Source data
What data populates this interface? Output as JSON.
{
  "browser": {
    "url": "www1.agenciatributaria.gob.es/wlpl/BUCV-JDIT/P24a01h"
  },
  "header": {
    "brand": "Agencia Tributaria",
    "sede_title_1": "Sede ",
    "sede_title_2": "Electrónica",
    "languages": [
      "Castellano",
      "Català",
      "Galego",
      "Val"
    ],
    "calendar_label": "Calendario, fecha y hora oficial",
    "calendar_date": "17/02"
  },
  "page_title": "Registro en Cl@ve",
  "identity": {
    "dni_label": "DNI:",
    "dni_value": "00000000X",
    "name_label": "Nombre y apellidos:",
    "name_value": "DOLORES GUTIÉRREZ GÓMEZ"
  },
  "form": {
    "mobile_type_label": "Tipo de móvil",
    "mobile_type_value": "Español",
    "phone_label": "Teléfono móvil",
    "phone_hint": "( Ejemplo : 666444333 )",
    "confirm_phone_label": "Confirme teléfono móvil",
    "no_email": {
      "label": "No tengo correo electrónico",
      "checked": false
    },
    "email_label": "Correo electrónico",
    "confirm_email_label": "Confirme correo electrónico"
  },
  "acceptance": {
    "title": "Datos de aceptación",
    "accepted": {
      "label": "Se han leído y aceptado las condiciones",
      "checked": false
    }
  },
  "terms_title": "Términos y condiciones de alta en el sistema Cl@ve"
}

Goal
List all lines holding the string "condiciones".

Task output
      "label": "Se han leído y aceptado las condiciones",
  "terms_title": "Términos y condiciones de alta en el sistema Cl@ve"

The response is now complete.